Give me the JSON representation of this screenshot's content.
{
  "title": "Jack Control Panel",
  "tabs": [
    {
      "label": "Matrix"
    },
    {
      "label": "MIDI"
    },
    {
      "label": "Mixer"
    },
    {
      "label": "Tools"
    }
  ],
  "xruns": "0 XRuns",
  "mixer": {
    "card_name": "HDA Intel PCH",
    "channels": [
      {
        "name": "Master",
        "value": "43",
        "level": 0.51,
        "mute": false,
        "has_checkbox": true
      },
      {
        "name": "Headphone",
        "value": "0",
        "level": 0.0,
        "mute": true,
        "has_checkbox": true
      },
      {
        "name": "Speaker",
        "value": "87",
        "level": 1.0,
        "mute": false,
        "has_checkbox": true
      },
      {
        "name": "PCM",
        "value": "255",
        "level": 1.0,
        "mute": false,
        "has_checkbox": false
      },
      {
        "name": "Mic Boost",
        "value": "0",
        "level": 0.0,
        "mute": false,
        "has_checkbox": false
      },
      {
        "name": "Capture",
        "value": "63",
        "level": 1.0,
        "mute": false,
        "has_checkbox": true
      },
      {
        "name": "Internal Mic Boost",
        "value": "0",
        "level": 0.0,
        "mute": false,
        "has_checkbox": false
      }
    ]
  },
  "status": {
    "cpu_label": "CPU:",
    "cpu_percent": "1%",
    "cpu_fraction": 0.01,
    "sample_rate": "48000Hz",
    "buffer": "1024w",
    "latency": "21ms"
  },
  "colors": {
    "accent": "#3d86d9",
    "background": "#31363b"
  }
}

------------------------------

- [Requirement]:
Filter the listing above for the string "Boost" and copy every matching line.

- [Exercise solution]:
        "name": "Mic Boost",
        "name": "Internal Mic Boost",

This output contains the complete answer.